[BEGIN SOURCE DATA]
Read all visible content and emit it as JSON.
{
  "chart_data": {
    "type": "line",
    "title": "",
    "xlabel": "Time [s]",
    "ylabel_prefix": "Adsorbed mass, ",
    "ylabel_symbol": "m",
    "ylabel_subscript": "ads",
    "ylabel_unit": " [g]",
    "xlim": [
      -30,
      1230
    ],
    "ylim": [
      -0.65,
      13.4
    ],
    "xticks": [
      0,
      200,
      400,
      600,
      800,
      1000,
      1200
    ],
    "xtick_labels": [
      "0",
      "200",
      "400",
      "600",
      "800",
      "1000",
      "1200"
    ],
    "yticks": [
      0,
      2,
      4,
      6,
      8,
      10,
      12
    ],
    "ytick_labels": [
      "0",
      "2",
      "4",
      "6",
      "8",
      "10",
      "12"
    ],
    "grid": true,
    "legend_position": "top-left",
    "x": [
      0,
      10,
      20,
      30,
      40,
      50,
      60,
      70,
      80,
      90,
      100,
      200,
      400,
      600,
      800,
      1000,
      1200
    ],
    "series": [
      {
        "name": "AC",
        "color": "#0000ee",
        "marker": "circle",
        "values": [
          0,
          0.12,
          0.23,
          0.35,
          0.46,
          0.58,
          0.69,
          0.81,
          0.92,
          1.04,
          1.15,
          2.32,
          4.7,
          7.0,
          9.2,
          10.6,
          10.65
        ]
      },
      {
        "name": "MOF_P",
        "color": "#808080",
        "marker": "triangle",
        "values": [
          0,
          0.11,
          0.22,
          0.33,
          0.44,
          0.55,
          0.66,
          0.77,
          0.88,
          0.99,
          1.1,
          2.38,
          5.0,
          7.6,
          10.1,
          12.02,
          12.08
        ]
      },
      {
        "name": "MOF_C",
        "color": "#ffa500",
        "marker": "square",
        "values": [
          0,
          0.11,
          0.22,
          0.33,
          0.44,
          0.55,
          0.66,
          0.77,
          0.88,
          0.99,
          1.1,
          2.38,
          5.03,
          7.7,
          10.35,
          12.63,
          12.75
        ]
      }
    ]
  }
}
[END SOURCE DATA]
- **EXERCISE OBJECTIVE**
Take the entries above and transcribe them exactly.

- **COMPLETED EXERCISE**
Read all visible content and emit it as JSON.
{
  "chart_data": {
    "type": "line",
    "title": "",
    "xlabel": "Time [s]",
    "ylabel_prefix": "Adsorbed mass, ",
    "ylabel_symbol": "m",
    "ylabel_subscript": "ads",
    "ylabel_unit": " [g]",
    "xlim": [
      -30,
      1230
    ],
    "ylim": [
      -0.65,
      13.4
    ],
    "xticks": [
      0,
      200,
      400,
      600,
      800,
      1000,
      1200
    ],
    "xtick_labels": [
      "0",
      "200",
      "400",
      "600",
      "800",
      "1000",
      "1200"
    ],
    "yticks": [
      0,
      2,
      4,
      6,
      8,
      10,
      12
    ],
    "ytick_labels": [
      "0",
      "2",
      "4",
      "6",
      "8",
      "10",
      "12"
    ],
    "grid": true,
    "legend_position": "top-left",
    "x": [
      0,
      10,
      20,
      30,
      40,
      50,
      60,
      70,
      80,
      90,
      100,
      200,
      400,
      600,
      800,
      1000,
      1200
    ],
    "series": [
      {
        "name": "AC",
        "color": "#0000ee",
        "marker": "circle",
        "values": [
          0,
          0.12,
          0.23,
          0.35,
          0.46,
          0.58,
          0.69,
          0.81,
          0.92,
          1.04,
          1.15,
          2.32,
          4.7,
          7.0,
          9.2,
          10.6,
          10.65
        ]
      },
      {
        "name": "MOF_P",
        "color": "#808080",
        "marker": "triangle",
        "values": [
          0,
          0.11,
          0.22,
          0.33,
          0.44,
          0.55,
          0.66,
          0.77,
          0.88,
          0.99,
          1.1,
          2.38,
          5.0,
          7.6,
          10.1,
          12.02,
          12.08
        ]
      },
      {
        "name": "MOF_C",
        "color": "#ffa500",
        "marker": "square",
        "values": [
          0,
          0.11,
          0.22,
          0.33,
          0.44,
          0.55,
          0.66,
          0.77,
          0.88,
          0.99,
          1.1,
          2.38,
          5.03,
          7.7,
          10.35,
          12.63,
          12.75
        ]
      }
    ]
  }
}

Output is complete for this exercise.